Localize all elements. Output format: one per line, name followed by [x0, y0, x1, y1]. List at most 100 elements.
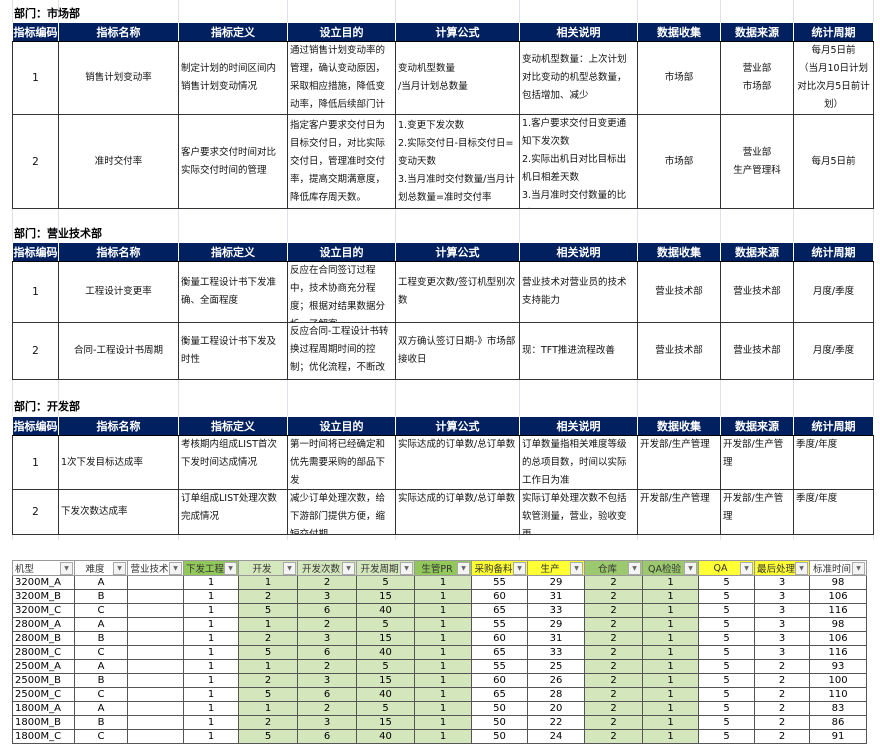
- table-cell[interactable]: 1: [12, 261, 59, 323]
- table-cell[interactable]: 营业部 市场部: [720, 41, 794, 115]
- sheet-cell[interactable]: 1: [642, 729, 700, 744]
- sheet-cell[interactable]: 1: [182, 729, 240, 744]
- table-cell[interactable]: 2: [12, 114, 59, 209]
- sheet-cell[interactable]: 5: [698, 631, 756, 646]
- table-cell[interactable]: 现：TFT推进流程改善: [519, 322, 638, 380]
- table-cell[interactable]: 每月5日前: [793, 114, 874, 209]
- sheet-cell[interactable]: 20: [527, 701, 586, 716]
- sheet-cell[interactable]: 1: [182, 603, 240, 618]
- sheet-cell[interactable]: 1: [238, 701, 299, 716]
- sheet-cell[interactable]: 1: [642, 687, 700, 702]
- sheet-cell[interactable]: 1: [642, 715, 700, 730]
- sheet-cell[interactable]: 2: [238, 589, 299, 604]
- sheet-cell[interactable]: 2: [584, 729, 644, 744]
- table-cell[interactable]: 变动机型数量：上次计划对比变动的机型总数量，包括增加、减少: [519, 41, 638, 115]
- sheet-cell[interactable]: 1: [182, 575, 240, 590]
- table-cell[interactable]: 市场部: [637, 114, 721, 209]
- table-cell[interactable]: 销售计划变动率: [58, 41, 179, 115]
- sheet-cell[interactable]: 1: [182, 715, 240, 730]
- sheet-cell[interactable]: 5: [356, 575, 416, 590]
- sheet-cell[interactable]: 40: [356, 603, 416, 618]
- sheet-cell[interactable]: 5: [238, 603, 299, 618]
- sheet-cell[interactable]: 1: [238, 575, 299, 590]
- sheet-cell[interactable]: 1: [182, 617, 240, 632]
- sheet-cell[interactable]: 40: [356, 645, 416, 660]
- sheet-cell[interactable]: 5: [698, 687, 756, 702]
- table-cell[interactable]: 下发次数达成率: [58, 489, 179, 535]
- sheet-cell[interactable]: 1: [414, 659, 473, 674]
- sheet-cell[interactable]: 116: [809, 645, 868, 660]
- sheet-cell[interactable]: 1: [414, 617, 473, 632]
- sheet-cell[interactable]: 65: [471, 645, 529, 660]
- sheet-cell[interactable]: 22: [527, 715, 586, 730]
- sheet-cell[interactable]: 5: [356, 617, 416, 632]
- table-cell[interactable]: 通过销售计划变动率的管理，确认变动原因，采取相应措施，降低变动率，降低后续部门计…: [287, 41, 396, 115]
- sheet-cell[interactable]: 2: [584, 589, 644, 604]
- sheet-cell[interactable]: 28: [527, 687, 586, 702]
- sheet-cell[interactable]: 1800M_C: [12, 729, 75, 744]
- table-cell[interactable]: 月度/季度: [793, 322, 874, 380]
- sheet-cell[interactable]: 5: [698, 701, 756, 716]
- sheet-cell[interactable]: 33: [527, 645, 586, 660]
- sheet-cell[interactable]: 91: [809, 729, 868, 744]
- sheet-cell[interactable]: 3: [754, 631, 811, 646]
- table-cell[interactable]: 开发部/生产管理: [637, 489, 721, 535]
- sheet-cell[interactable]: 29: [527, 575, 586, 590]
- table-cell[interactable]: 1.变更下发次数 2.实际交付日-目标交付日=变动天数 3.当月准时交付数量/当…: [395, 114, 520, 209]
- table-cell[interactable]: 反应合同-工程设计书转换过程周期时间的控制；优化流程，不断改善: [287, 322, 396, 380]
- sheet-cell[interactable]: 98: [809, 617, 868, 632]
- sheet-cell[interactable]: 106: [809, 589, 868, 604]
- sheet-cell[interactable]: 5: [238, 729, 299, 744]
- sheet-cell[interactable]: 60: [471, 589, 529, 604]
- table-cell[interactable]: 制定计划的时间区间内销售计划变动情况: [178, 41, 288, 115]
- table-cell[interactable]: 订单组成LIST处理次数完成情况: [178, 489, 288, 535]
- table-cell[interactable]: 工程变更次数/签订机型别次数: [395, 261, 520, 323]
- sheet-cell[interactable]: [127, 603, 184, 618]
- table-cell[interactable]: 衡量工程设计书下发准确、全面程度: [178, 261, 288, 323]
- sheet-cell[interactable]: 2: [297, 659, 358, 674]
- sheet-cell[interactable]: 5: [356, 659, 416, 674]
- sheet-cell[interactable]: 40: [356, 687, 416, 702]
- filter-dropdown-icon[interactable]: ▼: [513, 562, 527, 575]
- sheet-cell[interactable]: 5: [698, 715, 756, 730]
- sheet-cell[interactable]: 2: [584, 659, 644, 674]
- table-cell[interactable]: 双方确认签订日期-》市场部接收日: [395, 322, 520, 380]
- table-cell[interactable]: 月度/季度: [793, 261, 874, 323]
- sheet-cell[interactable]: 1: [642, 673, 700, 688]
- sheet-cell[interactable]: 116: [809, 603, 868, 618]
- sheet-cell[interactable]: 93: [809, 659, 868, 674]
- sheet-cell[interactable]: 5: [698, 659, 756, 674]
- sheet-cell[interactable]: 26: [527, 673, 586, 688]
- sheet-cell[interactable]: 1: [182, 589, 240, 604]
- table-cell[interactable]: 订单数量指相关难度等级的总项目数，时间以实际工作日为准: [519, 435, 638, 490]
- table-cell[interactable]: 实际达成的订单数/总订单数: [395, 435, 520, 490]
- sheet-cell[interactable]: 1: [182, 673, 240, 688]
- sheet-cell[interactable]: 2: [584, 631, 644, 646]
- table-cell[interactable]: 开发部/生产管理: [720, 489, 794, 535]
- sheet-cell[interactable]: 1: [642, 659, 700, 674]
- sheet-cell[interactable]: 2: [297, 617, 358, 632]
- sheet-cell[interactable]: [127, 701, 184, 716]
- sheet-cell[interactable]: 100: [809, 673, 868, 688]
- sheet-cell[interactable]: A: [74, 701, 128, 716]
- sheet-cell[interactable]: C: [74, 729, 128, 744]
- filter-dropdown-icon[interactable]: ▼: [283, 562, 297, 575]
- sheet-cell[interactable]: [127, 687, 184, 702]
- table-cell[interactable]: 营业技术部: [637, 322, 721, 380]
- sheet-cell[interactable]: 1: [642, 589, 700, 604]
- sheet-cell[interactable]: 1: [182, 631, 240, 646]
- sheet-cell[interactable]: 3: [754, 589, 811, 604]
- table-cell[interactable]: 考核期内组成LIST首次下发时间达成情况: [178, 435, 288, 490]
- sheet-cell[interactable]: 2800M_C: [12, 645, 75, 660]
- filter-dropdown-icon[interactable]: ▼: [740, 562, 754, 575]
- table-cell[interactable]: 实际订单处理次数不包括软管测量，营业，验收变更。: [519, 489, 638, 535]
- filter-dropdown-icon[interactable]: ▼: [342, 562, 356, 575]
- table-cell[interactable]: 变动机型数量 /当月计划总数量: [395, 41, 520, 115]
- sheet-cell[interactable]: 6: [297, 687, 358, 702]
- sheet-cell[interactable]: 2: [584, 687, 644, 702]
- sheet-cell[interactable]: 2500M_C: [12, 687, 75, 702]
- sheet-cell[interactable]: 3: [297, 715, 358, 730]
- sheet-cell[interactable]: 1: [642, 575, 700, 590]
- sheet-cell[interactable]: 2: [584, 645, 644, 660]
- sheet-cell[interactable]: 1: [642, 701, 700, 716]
+ + +
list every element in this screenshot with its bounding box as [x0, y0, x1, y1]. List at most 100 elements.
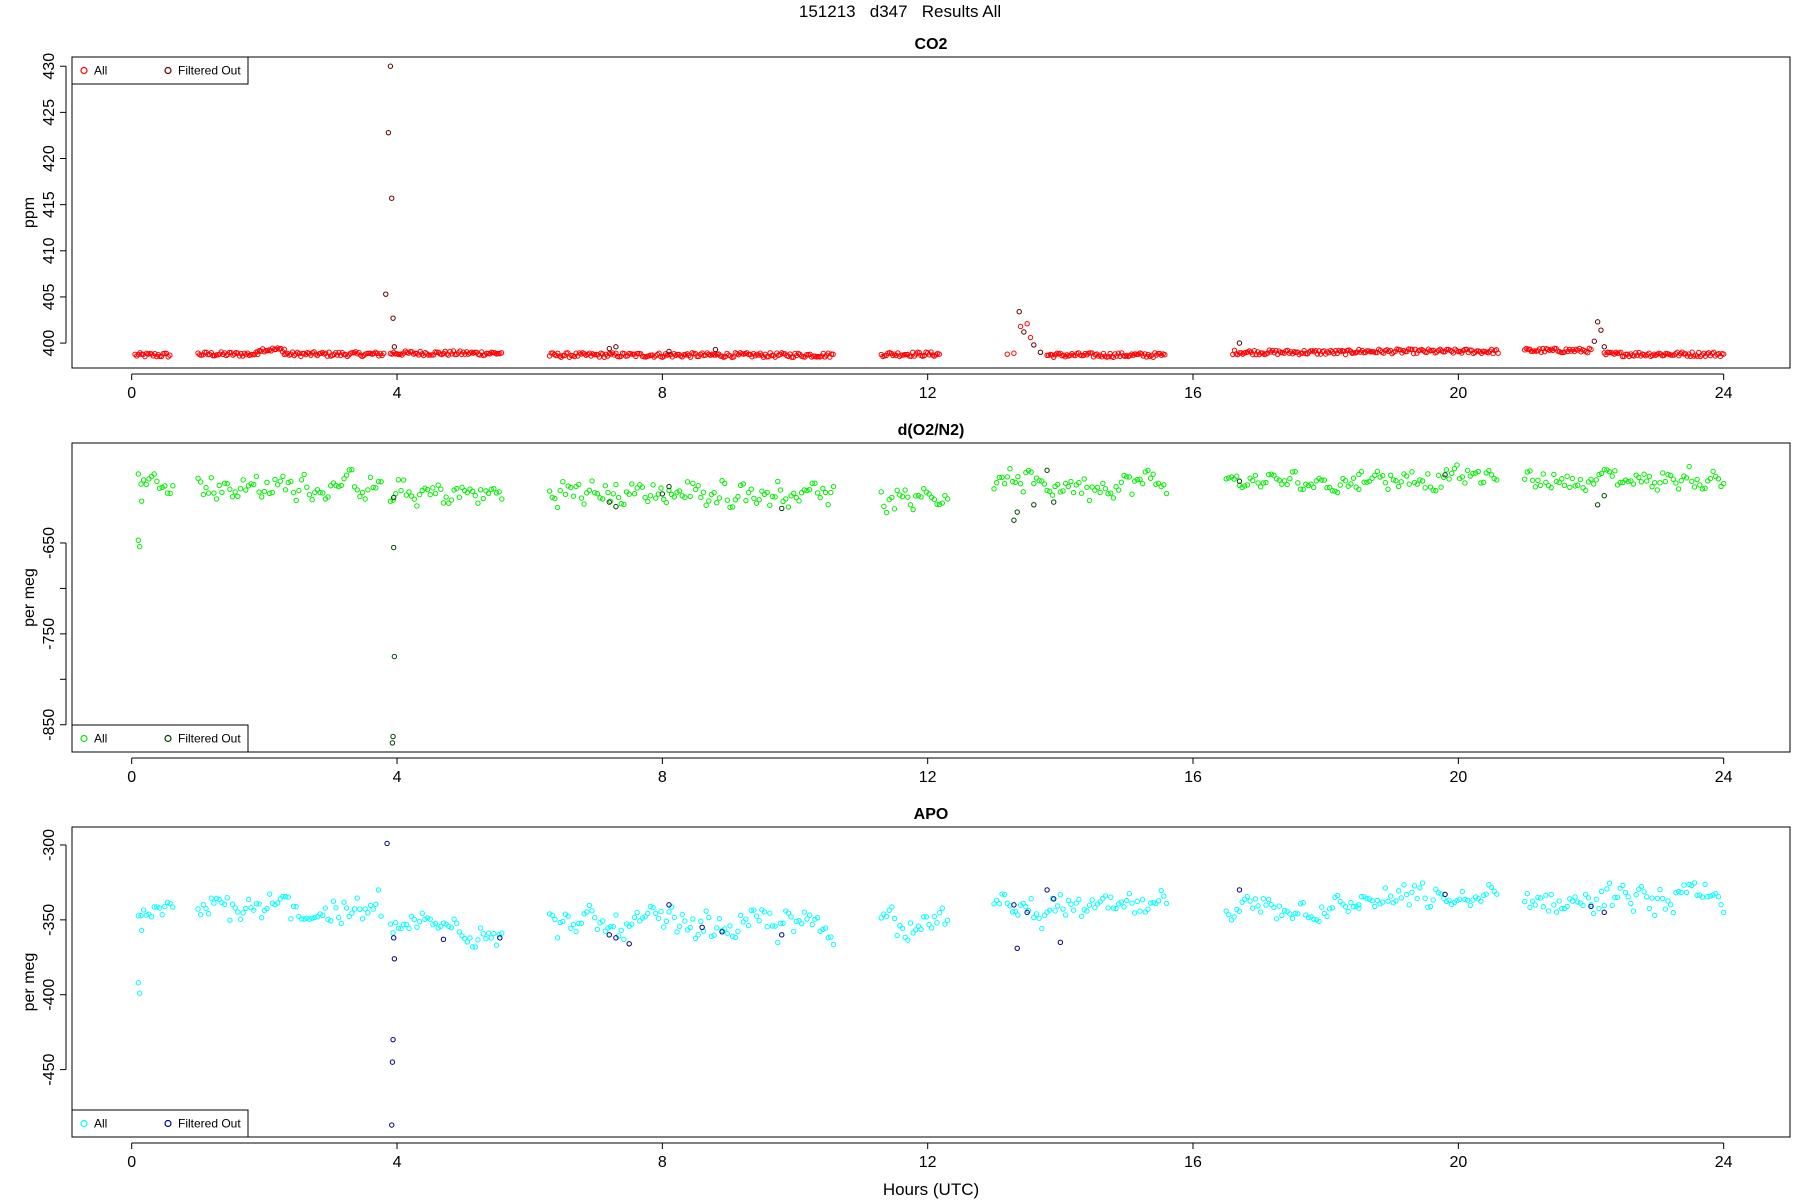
+ + +
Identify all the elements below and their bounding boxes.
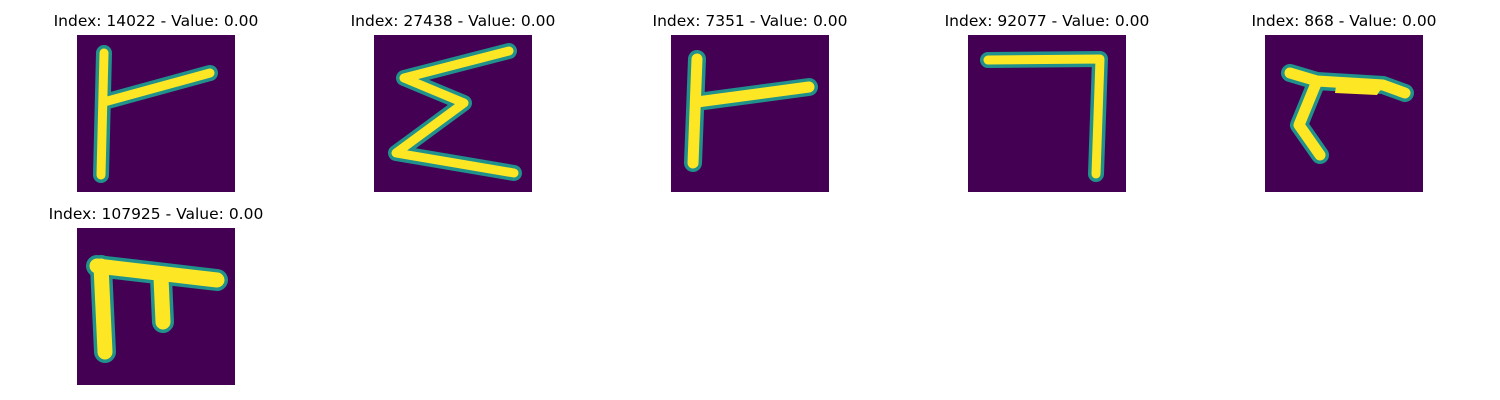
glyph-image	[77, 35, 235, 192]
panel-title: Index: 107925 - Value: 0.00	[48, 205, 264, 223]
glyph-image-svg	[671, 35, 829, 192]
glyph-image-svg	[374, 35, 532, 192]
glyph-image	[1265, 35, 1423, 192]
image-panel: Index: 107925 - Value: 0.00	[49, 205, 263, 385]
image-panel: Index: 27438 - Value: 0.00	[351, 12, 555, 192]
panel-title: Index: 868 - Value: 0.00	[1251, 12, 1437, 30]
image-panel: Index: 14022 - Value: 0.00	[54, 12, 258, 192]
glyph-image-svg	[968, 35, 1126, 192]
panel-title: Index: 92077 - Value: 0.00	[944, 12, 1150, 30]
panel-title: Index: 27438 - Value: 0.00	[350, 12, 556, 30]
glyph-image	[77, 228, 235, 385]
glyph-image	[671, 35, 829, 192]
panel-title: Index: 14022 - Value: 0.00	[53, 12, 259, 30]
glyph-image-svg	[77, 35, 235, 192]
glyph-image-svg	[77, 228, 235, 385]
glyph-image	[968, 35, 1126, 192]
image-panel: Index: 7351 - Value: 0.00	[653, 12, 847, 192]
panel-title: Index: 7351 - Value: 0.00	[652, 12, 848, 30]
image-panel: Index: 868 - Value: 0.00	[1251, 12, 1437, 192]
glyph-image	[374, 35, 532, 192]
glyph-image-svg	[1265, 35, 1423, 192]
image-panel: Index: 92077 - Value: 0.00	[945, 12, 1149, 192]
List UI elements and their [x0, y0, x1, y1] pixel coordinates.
+ + +
Could you render the stretch of the entries above, from the line containing "Localize all elements." through the line containing "- sheet-cell[interactable]: 1: [182, 575, 240, 590]", as a Markdown table with the columns Row and Text? Give each line its row number, skip blank lines, and leave the pictures out of the answer.

- Task output
| Row | Text |
|---|---|
| 1 | Localize all elements. Output format: one per line, name followed by [x0, y0, x1, y1]. List at most 100 elements. |
| 2 | - table-cell[interactable]: 1: [12, 261, 59, 323] |
| 3 | - table-cell[interactable]: 营业部 市场部: [720, 41, 794, 115] |
| 4 | - sheet-cell[interactable]: 1: [642, 729, 700, 744] |
| 5 | - sheet-cell[interactable]: 1: [182, 729, 240, 744] |
| 6 | - table-cell[interactable]: 2: [12, 114, 59, 209] |
| 7 | - sheet-cell[interactable]: 5: [698, 631, 756, 646] |
| 8 | - table-cell[interactable]: 现：TFT推进流程改善: [519, 322, 638, 380] |
| 9 | - table-cell[interactable]: 每月5日前: [793, 114, 874, 209] |
| 10 | - sheet-cell[interactable]: 20: [527, 701, 586, 716] |
| 11 | - sheet-cell[interactable]: 1: [182, 603, 240, 618] |
| 12 | - sheet-cell[interactable]: 1: [238, 701, 299, 716] |
| 13 | - sheet-cell[interactable]: 1: [642, 687, 700, 702] |
| 14 | - sheet-cell[interactable]: 1: [642, 715, 700, 730] |
| 15 | - sheet-cell[interactable]: 2: [238, 589, 299, 604] |
| 16 | - sheet-cell[interactable]: 2: [584, 729, 644, 744] |
| 17 | - table-cell[interactable]: 变动机型数量：上次计划对比变动的机型总数量，包括增加、减少: [519, 41, 638, 115] |
| 18 | - sheet-cell[interactable]: 1: [182, 575, 240, 590] |